:: Given instruction ::
Write the material out again, line by line, exactly as it is.

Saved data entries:
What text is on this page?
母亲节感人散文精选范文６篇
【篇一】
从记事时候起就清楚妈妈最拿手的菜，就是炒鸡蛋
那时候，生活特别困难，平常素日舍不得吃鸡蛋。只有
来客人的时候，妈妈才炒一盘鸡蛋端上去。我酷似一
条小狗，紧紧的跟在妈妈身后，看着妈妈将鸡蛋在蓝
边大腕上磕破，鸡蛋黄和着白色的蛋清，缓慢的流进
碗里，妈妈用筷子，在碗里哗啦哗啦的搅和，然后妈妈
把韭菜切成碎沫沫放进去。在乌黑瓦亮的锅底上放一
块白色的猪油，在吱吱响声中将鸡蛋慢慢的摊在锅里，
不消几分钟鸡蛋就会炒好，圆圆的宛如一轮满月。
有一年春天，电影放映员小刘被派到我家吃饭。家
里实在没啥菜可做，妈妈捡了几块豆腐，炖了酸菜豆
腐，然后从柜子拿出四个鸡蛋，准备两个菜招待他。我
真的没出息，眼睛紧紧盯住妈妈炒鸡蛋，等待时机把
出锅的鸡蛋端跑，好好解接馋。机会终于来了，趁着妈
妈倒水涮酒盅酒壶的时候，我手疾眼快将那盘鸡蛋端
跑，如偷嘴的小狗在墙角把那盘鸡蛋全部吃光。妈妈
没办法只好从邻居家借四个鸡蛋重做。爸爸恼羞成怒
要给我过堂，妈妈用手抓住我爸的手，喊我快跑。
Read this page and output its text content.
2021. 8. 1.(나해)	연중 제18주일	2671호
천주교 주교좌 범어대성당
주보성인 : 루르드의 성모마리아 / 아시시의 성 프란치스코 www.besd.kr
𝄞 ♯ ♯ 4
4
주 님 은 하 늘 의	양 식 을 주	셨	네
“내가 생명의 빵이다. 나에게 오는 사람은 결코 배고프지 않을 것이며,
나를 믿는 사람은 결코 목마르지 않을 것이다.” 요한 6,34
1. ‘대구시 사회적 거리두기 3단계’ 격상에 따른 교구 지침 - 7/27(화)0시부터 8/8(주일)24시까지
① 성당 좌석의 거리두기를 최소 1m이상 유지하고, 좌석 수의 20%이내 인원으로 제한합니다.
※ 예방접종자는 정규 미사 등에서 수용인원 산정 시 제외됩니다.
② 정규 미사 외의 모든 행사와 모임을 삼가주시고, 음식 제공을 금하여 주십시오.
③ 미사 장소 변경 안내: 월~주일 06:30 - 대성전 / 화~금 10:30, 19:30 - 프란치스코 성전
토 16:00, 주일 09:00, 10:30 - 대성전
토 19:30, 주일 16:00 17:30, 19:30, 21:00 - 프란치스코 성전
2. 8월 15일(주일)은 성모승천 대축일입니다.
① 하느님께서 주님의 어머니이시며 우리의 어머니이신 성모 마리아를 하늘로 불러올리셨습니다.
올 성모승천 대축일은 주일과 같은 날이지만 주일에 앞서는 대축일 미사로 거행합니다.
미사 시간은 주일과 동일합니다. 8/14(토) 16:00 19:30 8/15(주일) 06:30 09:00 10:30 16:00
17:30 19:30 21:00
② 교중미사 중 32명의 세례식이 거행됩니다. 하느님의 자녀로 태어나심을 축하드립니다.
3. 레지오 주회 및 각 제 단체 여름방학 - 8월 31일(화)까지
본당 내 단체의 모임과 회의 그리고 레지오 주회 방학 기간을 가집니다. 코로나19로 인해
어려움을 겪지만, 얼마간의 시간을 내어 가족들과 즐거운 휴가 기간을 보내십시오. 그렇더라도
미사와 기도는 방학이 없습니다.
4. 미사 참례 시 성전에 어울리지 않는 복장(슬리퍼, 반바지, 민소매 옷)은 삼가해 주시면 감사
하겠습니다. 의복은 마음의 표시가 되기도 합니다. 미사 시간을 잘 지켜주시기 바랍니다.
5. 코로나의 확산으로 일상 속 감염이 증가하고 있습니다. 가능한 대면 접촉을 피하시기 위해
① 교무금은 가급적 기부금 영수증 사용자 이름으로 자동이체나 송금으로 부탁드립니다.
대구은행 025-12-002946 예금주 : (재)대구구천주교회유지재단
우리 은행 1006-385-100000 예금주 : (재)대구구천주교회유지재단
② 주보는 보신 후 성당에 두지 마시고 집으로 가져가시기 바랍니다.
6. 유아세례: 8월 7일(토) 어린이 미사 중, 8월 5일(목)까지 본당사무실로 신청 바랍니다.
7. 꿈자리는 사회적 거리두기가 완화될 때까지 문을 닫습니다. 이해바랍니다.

:: Response for this exercise ::
What text is on this page?
母亲节感人散文精选范文６篇
【篇一】
从记事时候起就清楚妈妈最拿手的菜，就是炒鸡蛋
那时候，生活特别困难，平常素日舍不得吃鸡蛋。只有
来客人的时候，妈妈才炒一盘鸡蛋端上去。我酷似一
条小狗，紧紧的跟在妈妈身后，看着妈妈将鸡蛋在蓝
边大腕上磕破，鸡蛋黄和着白色的蛋清，缓慢的流进
碗里，妈妈用筷子，在碗里哗啦哗啦的搅和，然后妈妈
把韭菜切成碎沫沫放进去。在乌黑瓦亮的锅底上放一
块白色的猪油，在吱吱响声中将鸡蛋慢慢的摊在锅里，
不消几分钟鸡蛋就会炒好，圆圆的宛如一轮满月。
有一年春天，电影放映员小刘被派到我家吃饭。家
里实在没啥菜可做，妈妈捡了几块豆腐，炖了酸菜豆
腐，然后从柜子拿出四个鸡蛋，准备两个菜招待他。我
真的没出息，眼睛紧紧盯住妈妈炒鸡蛋，等待时机把
出锅的鸡蛋端跑，好好解接馋。机会终于来了，趁着妈
妈倒水涮酒盅酒壶的时候，我手疾眼快将那盘鸡蛋端
跑，如偷嘴的小狗在墙角把那盘鸡蛋全部吃光。妈妈
没办法只好从邻居家借四个鸡蛋重做。爸爸恼羞成怒
要给我过堂，妈妈用手抓住我爸的手，喊我快跑。
Read this page and output its text content.
2021. 8. 1.(나해)	연중 제18주일	2671호
천주교 주교좌 범어대성당
주보성인 : 루르드의 성모마리아 / 아시시의 성 프란치스코 www.besd.kr
𝄞 ♯ ♯ 4
4
주 님 은 하 늘 의	양 식 을 주	셨	네
“내가 생명의 빵이다. 나에게 오는 사람은 결코 배고프지 않을 것이며,
나를 믿는 사람은 결코 목마르지 않을 것이다.” 요한 6,34
1. ‘대구시 사회적 거리두기 3단계’ 격상에 따른 교구 지침 - 7/27(화)0시부터 8/8(주일)24시까지
① 성당 좌석의 거리두기를 최소 1m이상 유지하고, 좌석 수의 20%이내 인원으로 제한합니다.
※ 예방접종자는 정규 미사 등에서 수용인원 산정 시 제외됩니다.
② 정규 미사 외의 모든 행사와 모임을 삼가주시고, 음식 제공을 금하여 주십시오.
③ 미사 장소 변경 안내: 월~주일 06:30 - 대성전 / 화~금 10:30, 19:30 - 프란치스코 성전
토 16:00, 주일 09:00, 10:30 - 대성전
토 19:30, 주일 16:00 17:30, 19:30, 21:00 - 프란치스코 성전
2. 8월 15일(주일)은 성모승천 대축일입니다.
① 하느님께서 주님의 어머니이시며 우리의 어머니이신 성모 마리아를 하늘로 불러올리셨습니다.
올 성모승천 대축일은 주일과 같은 날이지만 주일에 앞서는 대축일 미사로 거행합니다.
미사 시간은 주일과 동일합니다. 8/14(토) 16:00 19:30 8/15(주일) 06:30 09:00 10:30 16:00
17:30 19:30 21:00
② 교중미사 중 32명의 세례식이 거행됩니다. 하느님의 자녀로 태어나심을 축하드립니다.
3. 레지오 주회 및 각 제 단체 여름방학 - 8월 31일(화)까지
본당 내 단체의 모임과 회의 그리고 레지오 주회 방학 기간을 가집니다. 코로나19로 인해
어려움을 겪지만, 얼마간의 시간을 내어 가족들과 즐거운 휴가 기간을 보내십시오. 그렇더라도
미사와 기도는 방학이 없습니다.
4. 미사 참례 시 성전에 어울리지 않는 복장(슬리퍼, 반바지, 민소매 옷)은 삼가해 주시면 감사
하겠습니다. 의복은 마음의 표시가 되기도 합니다. 미사 시간을 잘 지켜주시기 바랍니다.
5. 코로나의 확산으로 일상 속 감염이 증가하고 있습니다. 가능한 대면 접촉을 피하시기 위해
① 교무금은 가급적 기부금 영수증 사용자 이름으로 자동이체나 송금으로 부탁드립니다.
대구은행 025-12-002946 예금주 : (재)대구구천주교회유지재단
우리 은행 1006-385-100000 예금주 : (재)대구구천주교회유지재단
② 주보는 보신 후 성당에 두지 마시고 집으로 가져가시기 바랍니다.
6. 유아세례: 8월 7일(토) 어린이 미사 중, 8월 5일(목)까지 본당사무실로 신청 바랍니다.
7. 꿈자리는 사회적 거리두기가 완화될 때까지 문을 닫습니다. 이해바랍니다.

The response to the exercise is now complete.